# [Data provided]
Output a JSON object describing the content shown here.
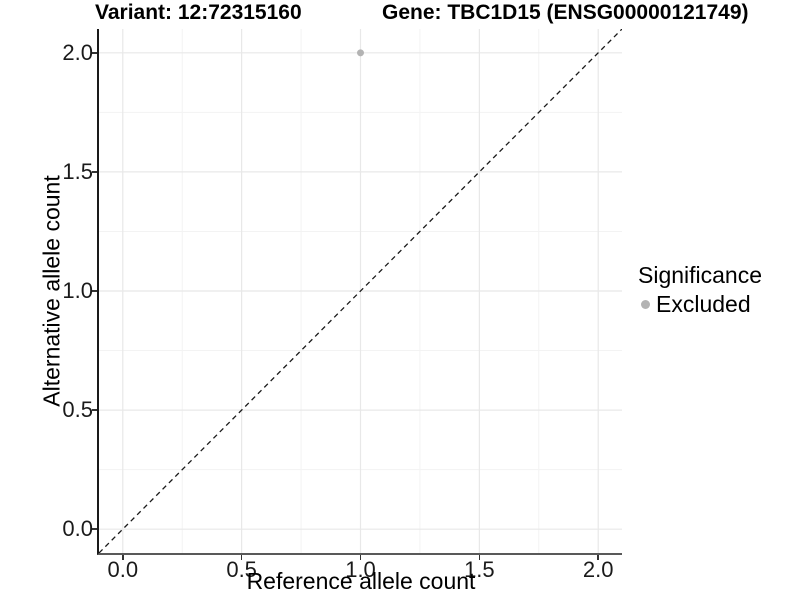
{
  "chart_data": {
    "type": "scatter",
    "title_left": "Variant: 12:72315160",
    "title_right": "Gene: TBC1D15 (ENSG00000121749)",
    "xlabel": "Reference allele count",
    "ylabel": "Alternative allele count",
    "xlim": [
      -0.1,
      2.1
    ],
    "ylim": [
      -0.1,
      2.1
    ],
    "xticks": [
      0,
      0.5,
      1,
      1.5,
      2
    ],
    "yticks": [
      0,
      0.5,
      1,
      1.5,
      2
    ],
    "xtick_labels": [
      "0.0",
      "0.5",
      "1.0",
      "1.5",
      "2.0"
    ],
    "ytick_labels": [
      "0.0",
      "0.5",
      "1.0",
      "1.5",
      "2.0"
    ],
    "minor_step": 0.25,
    "grid": "major-and-minor",
    "identity_line": {
      "style": "dashed",
      "x1": -0.1,
      "y1": -0.1,
      "x2": 2.1,
      "y2": 2.1
    },
    "points": [
      {
        "x": 1.0,
        "y": 2.0,
        "series": "Excluded"
      }
    ],
    "legend": {
      "title": "Significance",
      "position": "right",
      "items": [
        {
          "label": "Excluded",
          "color": "#b3b3b3"
        }
      ]
    },
    "colors": {
      "background": "#ffffff",
      "grid_major": "#e8e8e8",
      "grid_minor": "#f3f3f3",
      "axis_line": "#333333",
      "identity_line": "#1a1a1a",
      "point_default": "#b3b3b3",
      "text": "#000000"
    }
  }
}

# [Problem statement]
Return the material exactly as given, apart from the pictures.

# [Completed task]
Output a JSON object describing the content shown here.
{
  "chart_data": {
    "type": "scatter",
    "title_left": "Variant: 12:72315160",
    "title_right": "Gene: TBC1D15 (ENSG00000121749)",
    "xlabel": "Reference allele count",
    "ylabel": "Alternative allele count",
    "xlim": [
      -0.1,
      2.1
    ],
    "ylim": [
      -0.1,
      2.1
    ],
    "xticks": [
      0,
      0.5,
      1,
      1.5,
      2
    ],
    "yticks": [
      0,
      0.5,
      1,
      1.5,
      2
    ],
    "xtick_labels": [
      "0.0",
      "0.5",
      "1.0",
      "1.5",
      "2.0"
    ],
    "ytick_labels": [
      "0.0",
      "0.5",
      "1.0",
      "1.5",
      "2.0"
    ],
    "minor_step": 0.25,
    "grid": "major-and-minor",
    "identity_line": {
      "style": "dashed",
      "x1": -0.1,
      "y1": -0.1,
      "x2": 2.1,
      "y2": 2.1
    },
    "points": [
      {
        "x": 1.0,
        "y": 2.0,
        "series": "Excluded"
      }
    ],
    "legend": {
      "title": "Significance",
      "position": "right",
      "items": [
        {
          "label": "Excluded",
          "color": "#b3b3b3"
        }
      ]
    },
    "colors": {
      "background": "#ffffff",
      "grid_major": "#e8e8e8",
      "grid_minor": "#f3f3f3",
      "axis_line": "#333333",
      "identity_line": "#1a1a1a",
      "point_default": "#b3b3b3",
      "text": "#000000"
    }
  }
}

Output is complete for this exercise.